### [Work to be completed]
Count how many lines of the material below have the word "Everdinus" and give only the number.

________

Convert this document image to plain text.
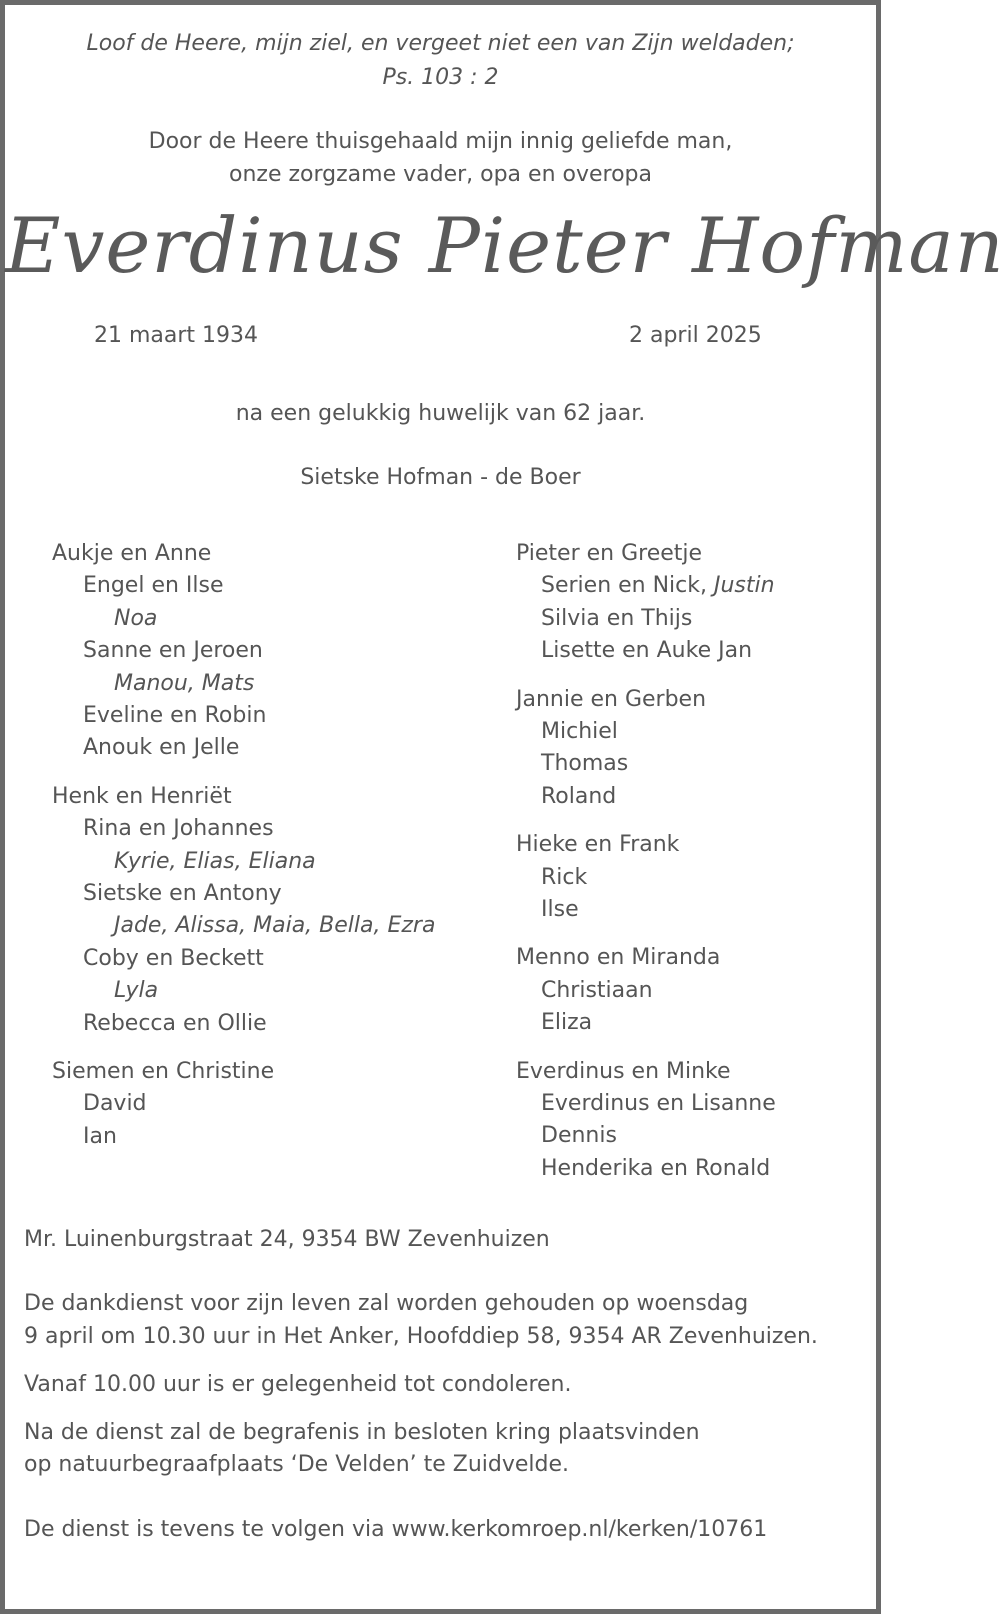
Loof de Heere, mijn ziel, en vergeet niet een van Zijn weldaden;
Ps. 103 : 2
Door de Heere thuisgehaald mijn innig geliefde man,
onze zorgzame vader, opa en overopa
Everdinus Pieter Hofman
21 maart 1934	2 april 2025
na een gelukkig huwelijk van 62 jaar.
Sietske Hofman - de Boer
Aukje en Anne
Engel en Ilse
Noa
Sanne en Jeroen
Manou, Mats
Eveline en Robin
Anouk en Jelle
Henk en Henriët
Rina en Johannes
Kyrie, Elias, Eliana
Sietske en Antony
Jade, Alissa, Maia, Bella, Ezra
Coby en Beckett
Lyla
Rebecca en Ollie
Siemen en Christine
David
Ian
Pieter en Greetje
Serien en Nick, Justin
Silvia en Thijs
Lisette en Auke Jan
Jannie en Gerben
Michiel
Thomas
Roland
Hieke en Frank
Rick
Ilse
Menno en Miranda
Christiaan
Eliza
Everdinus en Minke
Everdinus en Lisanne
Dennis
Henderika en Ronald
Mr. Luinenburgstraat 24, 9354 BW Zevenhuizen
De dankdienst voor zijn leven zal worden gehouden op woensdag
9 april om 10.30 uur in Het Anker, Hoofddiep 58, 9354 AR Zevenhuizen.
Vanaf 10.00 uur is er gelegenheid tot condoleren.
Na de dienst zal de begrafenis in besloten kring plaatsvinden
op natuurbegraafplaats ‘De Velden’ te Zuidvelde.
De dienst is tevens te volgen via www.kerkomroep.nl/kerken/10761
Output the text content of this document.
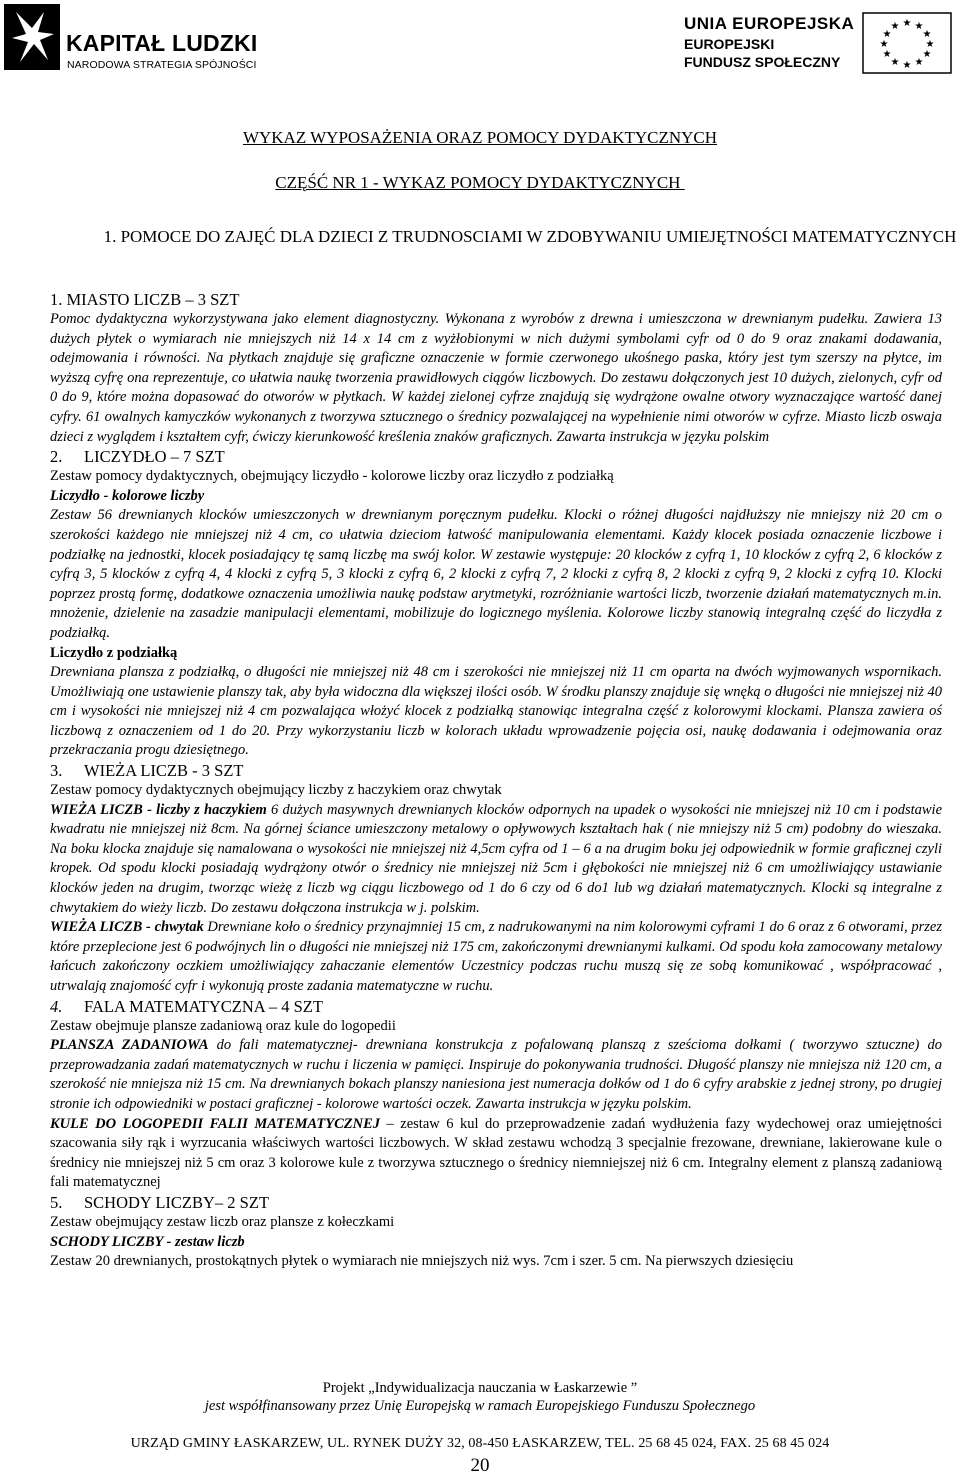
KAPITAŁ LUDZKI
NARODOWA STRATEGIA SPÓJNOŚCI
UNIA EUROPEJSKA
EUROPEJSKI
FUNDUSZ SPOŁECZNY
★ ★
★
★
★
★
★
★
★
★
★
★
WYKAZ WYPOSAŻENIA ORAZ POMOCY DYDAKTYCZNYCH
CZĘŚĆ NR 1 - WYKAZ POMOCY DYDAKTYCZNYCH
1. POMOCE DO ZAJĘĆ DLA DZIECI Z TRUDNOSCIAMI W ZDOBYWANIU UMIEJĘTNOŚCI MATEMATYCZNYCH

1. MIASTO LICZB – 3 SZT

Pomoc dydaktyczna wykorzystywana jako element diagnostyczny. Wykonana z wyrobów z drewna i umieszczona w drewnianym pudełku. Zawiera 13 dużych płytek o wymiarach nie mniejszych niż 14 x 14 cm z wyżłobionymi w nich dużymi symbolami cyfr od 0 do 9 oraz znakami dodawania, odejmowania i równości. Na płytkach znajduje się graficzne oznaczenie w formie czerwonego ukośnego paska, który jest tym szerszy na płytce, im wyższą cyfrę ona reprezentuje, co ułatwia naukę tworzenia prawidłowych ciągów liczbowych. Do zestawu dołączonych jest 10 dużych, zielonych, cyfr od 0 do 9, które można dopasować do otworów w płytkach. W każdej zielonej cyfrze znajdują się wydrążone owalne otwory wyznaczające wartość danej cyfry. 61 owalnych kamyczków wykonanych z tworzywa sztucznego o średnicy pozwalającej na wypełnienie nimi otworów w cyfrze. Miasto liczb oswaja dzieci z wyglądem i kształtem cyfr, ćwiczy kierunkowość kreślenia znaków graficznych. Zawarta instrukcja w języku polskim

2. LICZYDŁO – 7 SZT

Zestaw pomocy dydaktycznych, obejmujący liczydło - kolorowe liczby oraz liczydło z podziałką

Liczydło - kolorowe liczby

Zestaw 56 drewnianych klocków umieszczonych w drewnianym poręcznym pudełku. Klocki o różnej długości najdłuższy nie mniejszy niż 20 cm o szerokości każdego nie mniejszej niż 4 cm, co ułatwia dzieciom łatwość manipulowania elementami. Każdy klocek posiada oznaczenie liczbowe i podziałkę na jednostki, klocek posiadający tę samą liczbę ma swój kolor. W zestawie występuje: 20 klocków z cyfrą 1, 10 klocków z cyfrą 2, 6 klocków z cyfrą 3, 5 klocków z cyfrą 4, 4 klocki z cyfrą 5, 3 klocki z cyfrą 6, 2 klocki z cyfrą 7, 2 klocki z cyfrą 8, 2 klocki z cyfrą 9, 2 klocki z cyfrą 10. Klocki poprzez prostą formę, dodatkowe oznaczenia umożliwia naukę podstaw arytmetyki, rozróżnianie wartości liczb, tworzenie działań matematycznych m.in. mnożenie, dzielenie na zasadzie manipulacji elementami, mobilizuje do logicznego myślenia. Kolorowe liczby stanowią integralną część do liczydła z podziałką.

Liczydło z podziałką

Drewniana plansza z podziałką, o długości nie mniejszej niż 48 cm i szerokości nie mniejszej niż 11 cm oparta na dwóch wyjmowanych wspornikach. Umożliwiają one ustawienie planszy tak, aby była widoczna dla większej ilości osób. W środku planszy znajduje się wnęką o długości nie mniejszej niż 40 cm i wysokości nie mniejszej niż 4 cm pozwalająca włożyć klocek z podziałką stanowiąc integralna część z kolorowymi klockami. Plansza zawiera oś liczbową z oznaczeniem od 1 do 20. Przy wykorzystaniu liczb w kolorach układu wprowadzenie pojęcia osi, naukę dodawania i odejmowania oraz przekraczania progu dziesiętnego.

3. WIEŻA LICZB - 3 SZT

Zestaw pomocy dydaktycznych obejmujący liczby z haczykiem oraz chwytak

WIEŻA LICZB - liczby z haczykiem 6 dużych masywnych drewnianych klocków odpornych na upadek o wysokości nie mniejszej niż 10 cm i podstawie kwadratu nie mniejszej niż 8cm. Na górnej ściance umieszczony metalowy o opływowych kształtach hak ( nie mniejszy niż 5 cm) podobny do wieszaka. Na boku klocka znajduje się namalowana o wysokości nie mniejszej niż 4,5cm cyfra od 1 – 6 a na drugim boku jej odpowiednik w formie graficznej czyli kropek. Od spodu klocki posiadają wydrążony otwór o średnicy nie mniejszej niż 5cm i głębokości nie mniejszej niż 6 cm umożliwiający ustawianie klocków jeden na drugim, tworząc wieżę z liczb wg ciągu liczbowego od 1 do 6 czy od 6 do1 lub wg działań matematycznych. Klocki są integralne z chwytakiem do wieży liczb. Do zestawu dołączona instrukcja w j. polskim.

WIEŻA LICZB - chwytak Drewniane koło o średnicy przynajmniej 15 cm, z nadrukowanymi na nim kolorowymi cyframi 1 do 6 oraz z 6 otworami, przez które przeplecione jest 6 podwójnych lin o długości nie mniejszej niż 175 cm, zakończonymi drewnianymi kulkami. Od spodu koła zamocowany metalowy łańcuch zakończony oczkiem umożliwiający zahaczanie elementów Uczestnicy podczas ruchu muszą się ze sobą komunikować , współpracować , utrwalają znajomość cyfr i wykonują proste zadania matematyczne w ruchu.

4. FALA MATEMATYCZNA – 4 SZT

Zestaw obejmuje plansze zadaniową oraz kule do logopedii

PLANSZA ZADANIOWA do fali matematycznej- drewniana konstrukcja z pofalowaną planszą z sześcioma dołkami ( tworzywo sztuczne) do przeprowadzania zadań matematycznych w ruchu i liczenia w pamięci. Inspiruje do pokonywania trudności. Długość planszy nie mniejsza niż 120 cm, a szerokość nie mniejsza niż 15 cm. Na drewnianych bokach planszy naniesiona jest numeracja dołków od 1 do 6 cyfry arabskie z jednej strony, po drugiej stronie ich odpowiedniki w postaci graficznej - kolorowe wartości oczek. Zawarta instrukcja w języku polskim.

KULE DO LOGOPEDII FALII MATEMATYCZNEJ – zestaw 6 kul do przeprowadzenie zadań wydłużenia fazy wydechowej oraz umiejętności szacowania siły rąk i wyrzucania właściwych wartości liczbowych. W skład zestawu wchodzą 3 specjalnie frezowane, drewniane, lakierowane kule o średnicy nie mniejszej niż 5 cm oraz 3 kolorowe kule z tworzywa sztucznego o średnicy niemniejszej niż 6 cm. Integralny element z planszą zadaniową fali matematycznej

5. SCHODY LICZBY– 2 SZT

Zestaw obejmujący zestaw liczb oraz plansze z kołeczkami

SCHODY LICZBY - zestaw liczb

Zestaw 20 drewnianych, prostokątnych płytek o wymiarach nie mniejszych niż wys. 7cm i szer. 5 cm. Na pierwszych dziesięciu

Projekt „Indywidualizacja nauczania w Łaskarzewie ”
jest współfinansowany przez Unię Europejską w ramach Europejskiego Funduszu Społecznego
URZĄD GMINY ŁASKARZEW, UL. RYNEK DUŻY 32, 08-450 ŁASKARZEW, TEL. 25 68 45 024, FAX. 25 68 45 024
20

________

### [Response for this exercise]
3